(begin)
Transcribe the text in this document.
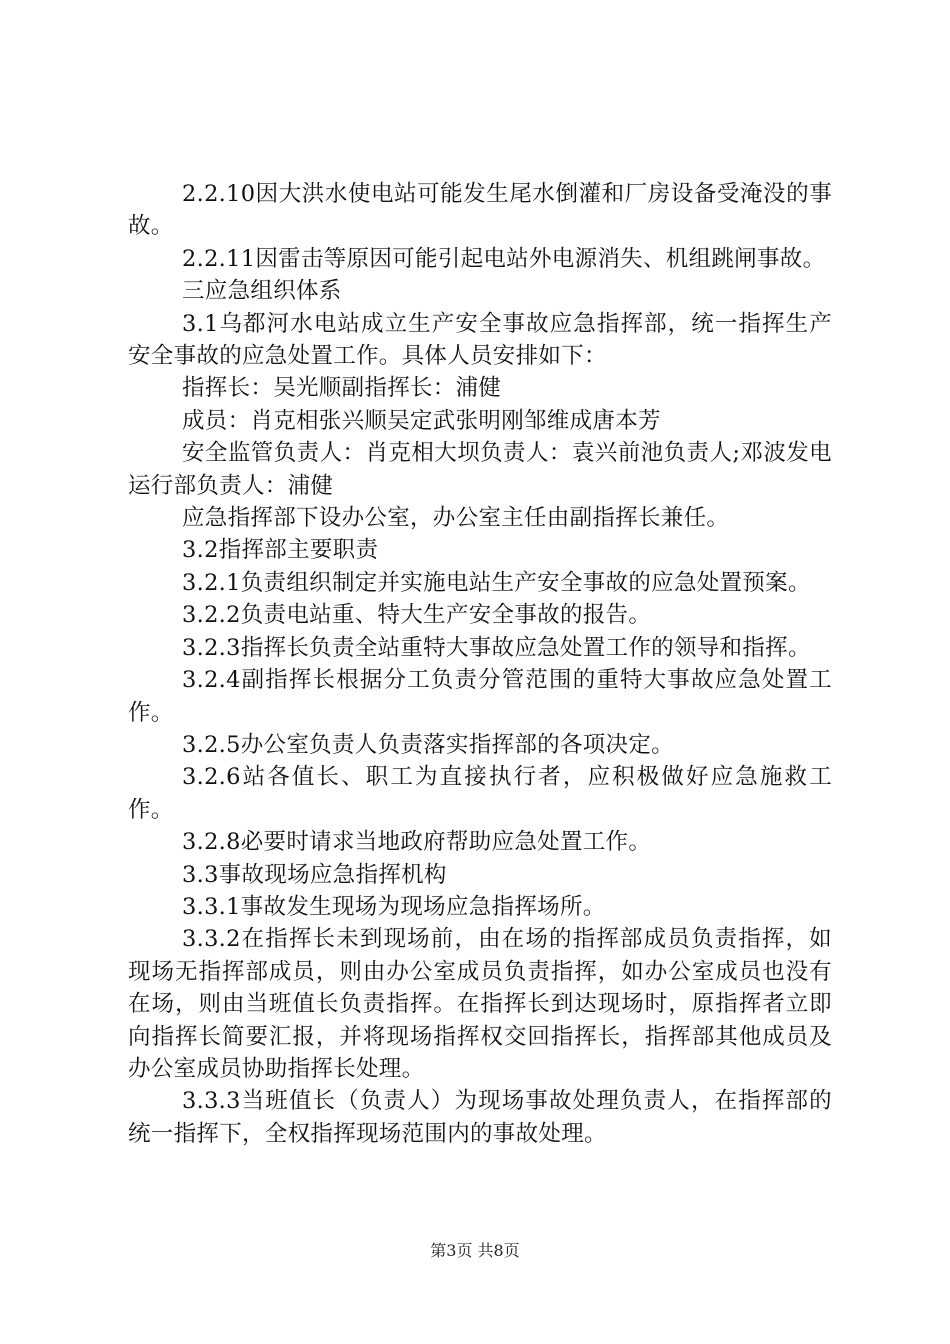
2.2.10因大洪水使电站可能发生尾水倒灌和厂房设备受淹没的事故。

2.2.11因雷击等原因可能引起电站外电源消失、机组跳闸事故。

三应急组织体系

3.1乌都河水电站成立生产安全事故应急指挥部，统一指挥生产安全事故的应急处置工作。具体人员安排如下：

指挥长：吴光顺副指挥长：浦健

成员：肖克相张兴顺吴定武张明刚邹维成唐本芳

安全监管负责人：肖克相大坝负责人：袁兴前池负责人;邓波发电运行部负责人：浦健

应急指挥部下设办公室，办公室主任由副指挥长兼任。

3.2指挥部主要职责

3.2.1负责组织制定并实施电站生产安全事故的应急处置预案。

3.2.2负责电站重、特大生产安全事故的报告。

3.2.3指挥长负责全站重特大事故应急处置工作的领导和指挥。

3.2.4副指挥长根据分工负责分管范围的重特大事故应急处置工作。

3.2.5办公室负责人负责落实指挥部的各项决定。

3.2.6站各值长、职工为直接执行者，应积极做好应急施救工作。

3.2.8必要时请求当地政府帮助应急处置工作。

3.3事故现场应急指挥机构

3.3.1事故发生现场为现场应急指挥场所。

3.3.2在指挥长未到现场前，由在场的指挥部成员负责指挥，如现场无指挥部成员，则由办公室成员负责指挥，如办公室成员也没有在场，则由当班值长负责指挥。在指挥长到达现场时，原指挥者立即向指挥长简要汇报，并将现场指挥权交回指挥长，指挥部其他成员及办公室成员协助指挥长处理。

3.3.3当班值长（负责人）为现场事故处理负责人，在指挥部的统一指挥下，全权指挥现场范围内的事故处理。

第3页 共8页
(end)
▸ Written problem
Copy the material exactly. Do not include the pictures.

▸ Expected answer
Transcribe the text in this document.
2.2.10因大洪水使电站可能发生尾水倒灌和厂房设备受淹没的事故。

2.2.11因雷击等原因可能引起电站外电源消失、机组跳闸事故。

三应急组织体系

3.1乌都河水电站成立生产安全事故应急指挥部，统一指挥生产安全事故的应急处置工作。具体人员安排如下：

指挥长：吴光顺副指挥长：浦健

成员：肖克相张兴顺吴定武张明刚邹维成唐本芳

安全监管负责人：肖克相大坝负责人：袁兴前池负责人;邓波发电运行部负责人：浦健

应急指挥部下设办公室，办公室主任由副指挥长兼任。

3.2指挥部主要职责

3.2.1负责组织制定并实施电站生产安全事故的应急处置预案。

3.2.2负责电站重、特大生产安全事故的报告。

3.2.3指挥长负责全站重特大事故应急处置工作的领导和指挥。

3.2.4副指挥长根据分工负责分管范围的重特大事故应急处置工作。

3.2.5办公室负责人负责落实指挥部的各项决定。

3.2.6站各值长、职工为直接执行者，应积极做好应急施救工作。

3.2.8必要时请求当地政府帮助应急处置工作。

3.3事故现场应急指挥机构

3.3.1事故发生现场为现场应急指挥场所。

3.3.2在指挥长未到现场前，由在场的指挥部成员负责指挥，如现场无指挥部成员，则由办公室成员负责指挥，如办公室成员也没有在场，则由当班值长负责指挥。在指挥长到达现场时，原指挥者立即向指挥长简要汇报，并将现场指挥权交回指挥长，指挥部其他成员及办公室成员协助指挥长处理。

3.3.3当班值长（负责人）为现场事故处理负责人，在指挥部的统一指挥下，全权指挥现场范围内的事故处理。

第3页 共8页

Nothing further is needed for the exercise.